TASK DIRECTIONS: Each entry below must be repeated word for word.

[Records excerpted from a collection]
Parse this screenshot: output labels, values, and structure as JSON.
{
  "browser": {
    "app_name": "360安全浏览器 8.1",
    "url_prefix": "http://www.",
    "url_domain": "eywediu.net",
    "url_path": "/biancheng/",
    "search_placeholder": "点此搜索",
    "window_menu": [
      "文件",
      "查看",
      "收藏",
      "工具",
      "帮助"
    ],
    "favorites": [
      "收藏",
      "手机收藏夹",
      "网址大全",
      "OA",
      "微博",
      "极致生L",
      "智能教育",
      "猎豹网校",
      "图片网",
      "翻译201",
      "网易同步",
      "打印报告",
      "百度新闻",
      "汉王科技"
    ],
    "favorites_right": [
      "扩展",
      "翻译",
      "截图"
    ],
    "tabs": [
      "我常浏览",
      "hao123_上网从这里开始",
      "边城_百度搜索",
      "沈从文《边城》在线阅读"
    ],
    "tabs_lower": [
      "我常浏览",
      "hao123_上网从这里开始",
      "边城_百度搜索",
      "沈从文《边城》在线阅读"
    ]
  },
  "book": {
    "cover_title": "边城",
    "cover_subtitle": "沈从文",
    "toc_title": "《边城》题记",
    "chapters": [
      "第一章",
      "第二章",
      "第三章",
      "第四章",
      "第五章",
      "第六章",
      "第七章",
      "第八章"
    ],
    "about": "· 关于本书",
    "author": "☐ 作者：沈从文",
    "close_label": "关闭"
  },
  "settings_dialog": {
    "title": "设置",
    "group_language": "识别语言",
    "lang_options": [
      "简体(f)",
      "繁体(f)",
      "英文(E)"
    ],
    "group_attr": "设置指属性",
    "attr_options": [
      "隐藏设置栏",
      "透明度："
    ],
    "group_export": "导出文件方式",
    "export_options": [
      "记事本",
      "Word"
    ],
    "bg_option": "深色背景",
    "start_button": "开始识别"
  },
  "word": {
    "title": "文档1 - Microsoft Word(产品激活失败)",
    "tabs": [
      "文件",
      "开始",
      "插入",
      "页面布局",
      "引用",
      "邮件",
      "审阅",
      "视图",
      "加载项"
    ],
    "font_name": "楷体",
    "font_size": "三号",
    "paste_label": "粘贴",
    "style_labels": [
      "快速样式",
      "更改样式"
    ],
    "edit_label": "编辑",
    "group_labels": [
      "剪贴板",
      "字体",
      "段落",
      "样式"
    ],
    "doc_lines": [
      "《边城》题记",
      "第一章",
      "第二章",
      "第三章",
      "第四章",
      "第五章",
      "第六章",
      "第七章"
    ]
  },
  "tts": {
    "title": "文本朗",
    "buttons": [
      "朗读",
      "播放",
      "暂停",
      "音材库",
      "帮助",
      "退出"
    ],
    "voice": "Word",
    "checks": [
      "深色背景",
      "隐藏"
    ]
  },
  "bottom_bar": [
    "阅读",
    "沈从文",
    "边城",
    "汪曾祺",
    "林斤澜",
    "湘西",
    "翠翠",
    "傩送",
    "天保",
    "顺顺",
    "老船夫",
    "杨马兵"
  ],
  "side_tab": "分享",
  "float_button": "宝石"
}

TASK OUTPUT:
Parse this screenshot: output labels, values, and structure as JSON.
{
  "browser": {
    "app_name": "360安全浏览器 8.1",
    "url_prefix": "http://www.",
    "url_domain": "eywediu.net",
    "url_path": "/biancheng/",
    "search_placeholder": "点此搜索",
    "window_menu": [
      "文件",
      "查看",
      "收藏",
      "工具",
      "帮助"
    ],
    "favorites": [
      "收藏",
      "手机收藏夹",
      "网址大全",
      "OA",
      "微博",
      "极致生L",
      "智能教育",
      "猎豹网校",
      "图片网",
      "翻译201",
      "网易同步",
      "打印报告",
      "百度新闻",
      "汉王科技"
    ],
    "favorites_right": [
      "扩展",
      "翻译",
      "截图"
    ],
    "tabs": [
      "我常浏览",
      "hao123_上网从这里开始",
      "边城_百度搜索",
      "沈从文《边城》在线阅读"
    ],
    "tabs_lower": [
      "我常浏览",
      "hao123_上网从这里开始",
      "边城_百度搜索",
      "沈从文《边城》在线阅读"
    ]
  },
  "book": {
    "cover_title": "边城",
    "cover_subtitle": "沈从文",
    "toc_title": "《边城》题记",
    "chapters": [
      "第一章",
      "第二章",
      "第三章",
      "第四章",
      "第五章",
      "第六章",
      "第七章",
      "第八章"
    ],
    "about": "· 关于本书",
    "author": "☐ 作者：沈从文",
    "close_label": "关闭"
  },
  "settings_dialog": {
    "title": "设置",
    "group_language": "识别语言",
    "lang_options": [
      "简体(f)",
      "繁体(f)",
      "英文(E)"
    ],
    "group_attr": "设置指属性",
    "attr_options": [
      "隐藏设置栏",
      "透明度："
    ],
    "group_export": "导出文件方式",
    "export_options": [
      "记事本",
      "Word"
    ],
    "bg_option": "深色背景",
    "start_button": "开始识别"
  },
  "word": {
    "title": "文档1 - Microsoft Word(产品激活失败)",
    "tabs": [
      "文件",
      "开始",
      "插入",
      "页面布局",
      "引用",
      "邮件",
      "审阅",
      "视图",
      "加载项"
    ],
    "font_name": "楷体",
    "font_size": "三号",
    "paste_label": "粘贴",
    "style_labels": [
      "快速样式",
      "更改样式"
    ],
    "edit_label": "编辑",
    "group_labels": [
      "剪贴板",
      "字体",
      "段落",
      "样式"
    ],
    "doc_lines": [
      "《边城》题记",
      "第一章",
      "第二章",
      "第三章",
      "第四章",
      "第五章",
      "第六章",
      "第七章"
    ]
  },
  "tts": {
    "title": "文本朗",
    "buttons": [
      "朗读",
      "播放",
      "暂停",
      "音材库",
      "帮助",
      "退出"
    ],
    "voice": "Word",
    "checks": [
      "深色背景",
      "隐藏"
    ]
  },
  "bottom_bar": [
    "阅读",
    "沈从文",
    "边城",
    "汪曾祺",
    "林斤澜",
    "湘西",
    "翠翠",
    "傩送",
    "天保",
    "顺顺",
    "老船夫",
    "杨马兵"
  ],
  "side_tab": "分享",
  "float_button": "宝石"
}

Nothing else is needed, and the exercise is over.